(Records from a data source)
::::::::

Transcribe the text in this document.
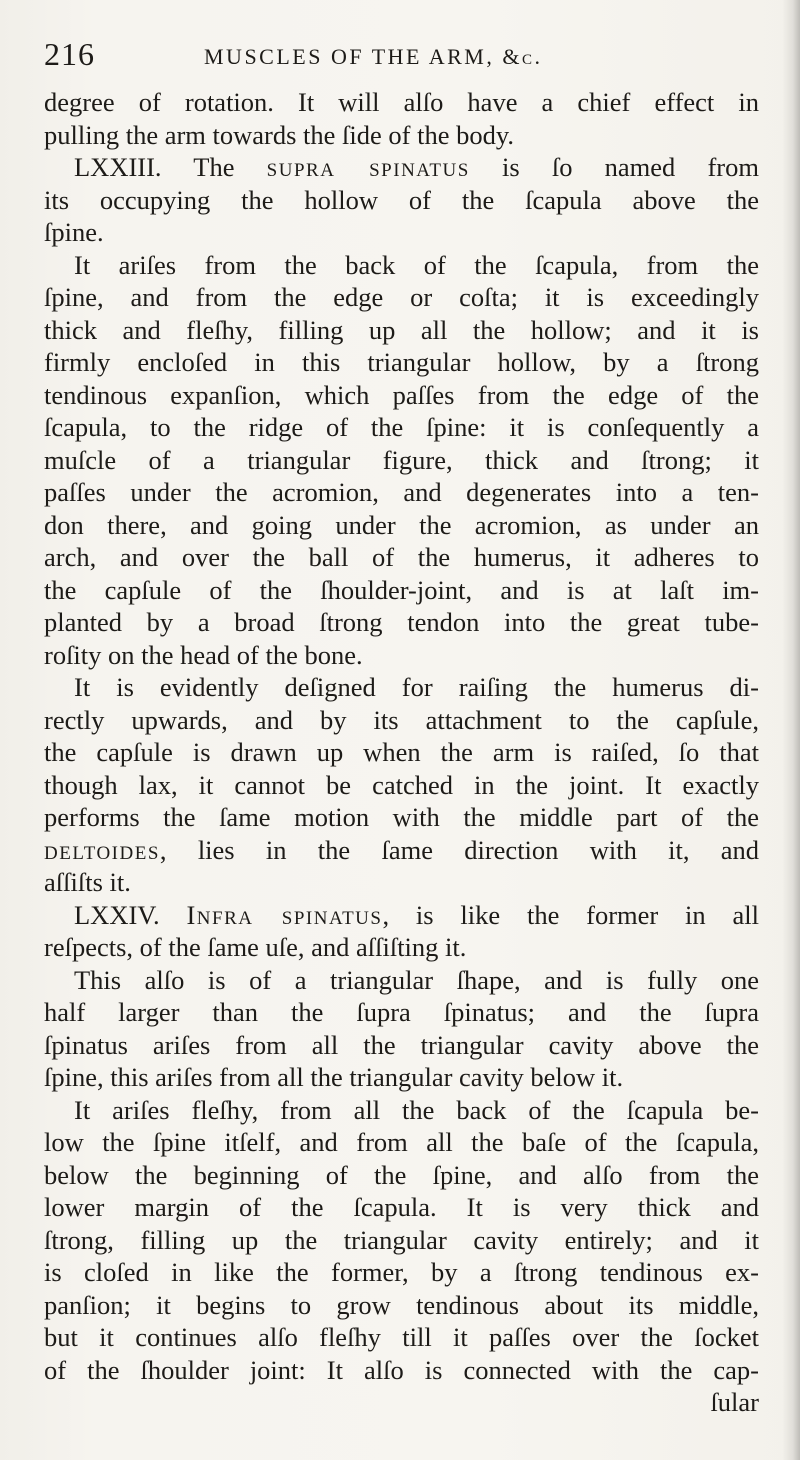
216	MUSCLES OF THE ARM, &c.
degree of rotation. It will alſo have a chief effect in
pulling the arm towards the ſide of the body.
LXXIII. The supra spinatus is ſo named from
its occupying the hollow of the ſcapula above the
ſpine.
It ariſes from the back of the ſcapula, from the
ſpine, and from the edge or coſta; it is exceedingly
thick and fleſhy, filling up all the hollow; and it is
firmly encloſed in this triangular hollow, by a ſtrong
tendinous expanſion, which paſſes from the edge of the
ſcapula, to the ridge of the ſpine: it is conſequently a
muſcle of a triangular figure, thick and ſtrong; it
paſſes under the acromion, and degenerates into a ten-
don there, and going under the acromion, as under an
arch, and over the ball of the humerus, it adheres to
the capſule of the ſhoulder-joint, and is at laſt im-
planted by a broad ſtrong tendon into the great tube-
roſity on the head of the bone.
It is evidently deſigned for raiſing the humerus di-
rectly upwards, and by its attachment to the capſule,
the capſule is drawn up when the arm is raiſed, ſo that
though lax, it cannot be catched in the joint. It exactly
performs the ſame motion with the middle part of the
deltoides, lies in the ſame direction with it, and
aſſiſts it.
LXXIV. Infra spinatus, is like the former in all
reſpects, of the ſame uſe, and aſſiſting it.
This alſo is of a triangular ſhape, and is fully one
half larger than the ſupra ſpinatus; and the ſupra
ſpinatus ariſes from all the triangular cavity above the
ſpine, this ariſes from all the triangular cavity below it.
It ariſes fleſhy, from all the back of the ſcapula be-
low the ſpine itſelf, and from all the baſe of the ſcapula,
below the beginning of the ſpine, and alſo from the
lower margin of the ſcapula. It is very thick and
ſtrong, filling up the triangular cavity entirely; and it
is cloſed in like the former, by a ſtrong tendinous ex-
panſion; it begins to grow tendinous about its middle,
but it continues alſo fleſhy till it paſſes over the ſocket
of the ſhoulder joint: It alſo is connected with the cap-
ſular
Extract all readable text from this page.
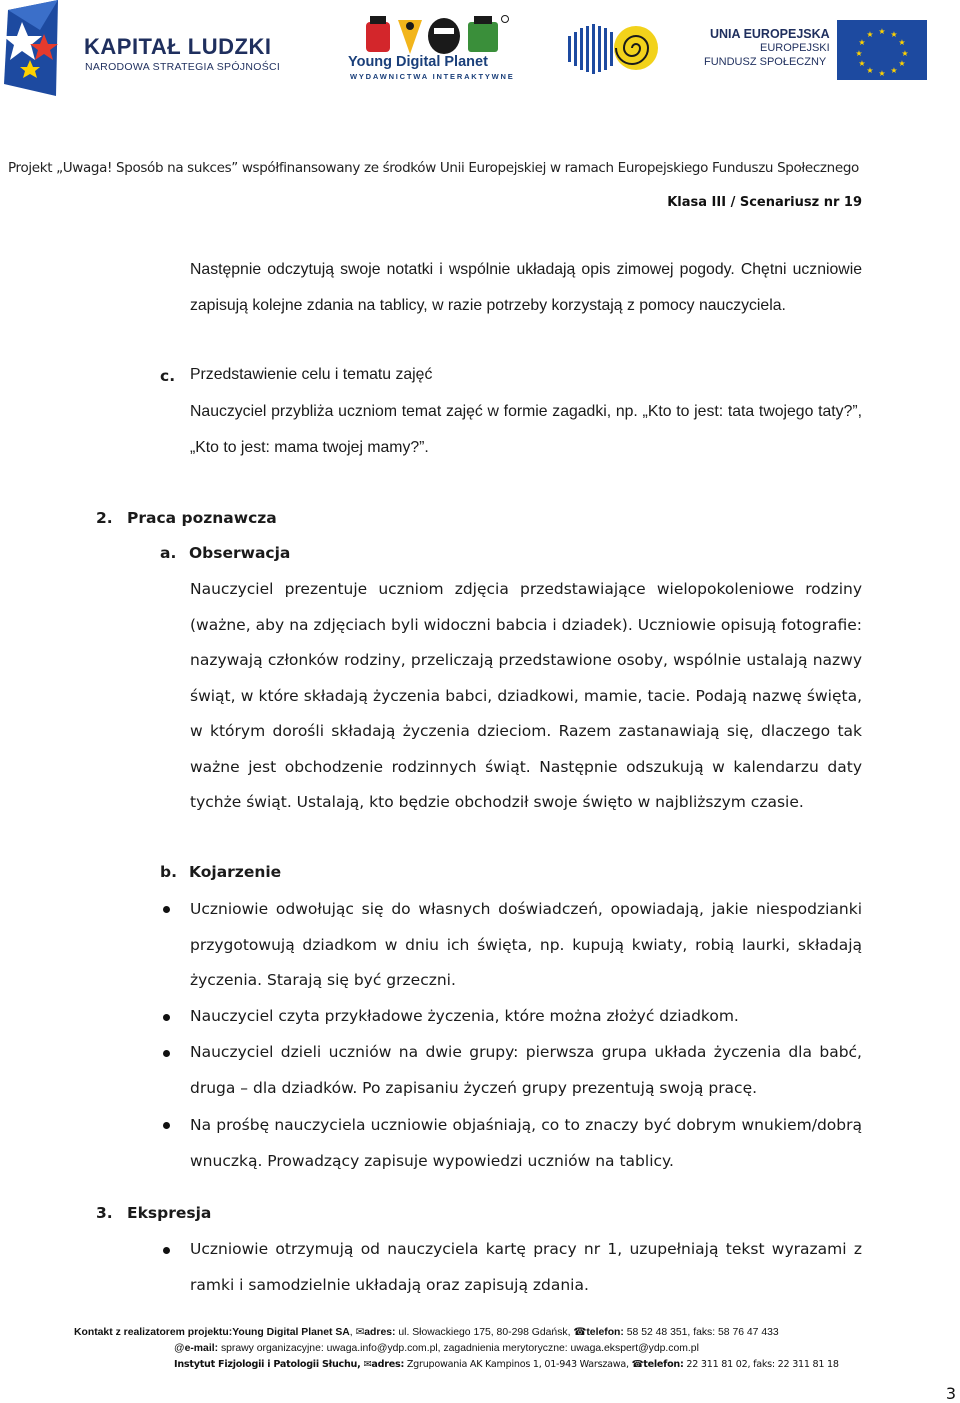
KAPITAŁ LUDZKI
NARODOWA STRATEGIA SPÓJNOŚCI	Young Digital Planet
WYDAWNICTWA INTERAKTYWNE
UNIA EUROPEJSKA
EUROPEJSKI
FUNDUSZ SPOŁECZNY
★ ★
★
★
★
★
★
★
★
★
★
★
Projekt „Uwaga! Sposób na sukces” współfinansowany ze środków Unii Europejskiej w ramach Europejskiego Funduszu Społecznego
Klasa III / Scenariusz nr 19
Następnie odczytują swoje notatki i wspólnie układają opis zimowej pogody. Chętni uczniowie zapisują kolejne zdania na tablicy, w razie potrzeby korzystają z pomocy nauczyciela.
c. Przedstawienie celu i tematu zajęć
Nauczyciel przybliża uczniom temat zajęć w formie zagadki, np. „Kto to jest: tata twojego taty?”, „Kto to jest: mama twojej mamy?”.
2. Praca poznawcza
a. Obserwacja
Nauczyciel prezentuje uczniom zdjęcia przedstawiające wielopokoleniowe rodziny (ważne, aby na zdjęciach byli widoczni babcia i dziadek). Uczniowie opisują fotografie: nazywają członków rodziny, przeliczają przedstawione osoby, wspólnie ustalają nazwy świąt, w które składają życzenia babci, dziadkowi, mamie, tacie. Podają nazwę święta, w którym dorośli składają życzenia dzieciom. Razem zastanawiają się, dlaczego tak ważne jest obchodzenie rodzinnych świąt. Następnie odszukują w kalendarzu daty tychże świąt. Ustalają, kto będzie obchodził swoje święto w najbliższym czasie.
b. Kojarzenie
Uczniowie odwołując się do własnych doświadczeń, opowiadają, jakie niespodzianki przygotowują dziadkom w dniu ich święta, np. kupują kwiaty, robią laurki, składają życzenia. Starają się być grzeczni.
Nauczyciel czyta przykładowe życzenia, które można złożyć dziadkom.
Nauczyciel dzieli uczniów na dwie grupy: pierwsza grupa układa życzenia dla babć, druga – dla dziadków. Po zapisaniu życzeń grupy prezentują swoją pracę.
Na prośbę nauczyciela uczniowie objaśniają, co to znaczy być dobrym wnukiem/dobrą wnuczką. Prowadzący zapisuje wypowiedzi uczniów na tablicy.
3. Ekspresja
Uczniowie otrzymują od nauczyciela kartę pracy nr 1, uzupełniają tekst wyrazami z ramki i samodzielnie układają oraz zapisują zdania.
Kontakt z realizatorem projektu:Young Digital Planet SA, ✉adres: ul. Słowackiego 175, 80-298 Gdańsk, ☎telefon: 58 52 48 351, faks: 58 76 47 433
@e-mail: sprawy organizacyjne: uwaga.info@ydp.com.pl, zagadnienia merytoryczne: uwaga.ekspert@ydp.com.pl
Instytut Fizjologii i Patologii Słuchu, ✉adres: Zgrupowania AK Kampinos 1, 01-943 Warszawa, ☎telefon: 22 311 81 02, faks: 22 311 81 18
3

::::::::

The task: Pick out and copy the lines of the entries that hold the string "edge".

Exercise output:
ſpine, and from the edge or coſta; it is exceedingly
tendinous expanſion, which paſſes from the edge of the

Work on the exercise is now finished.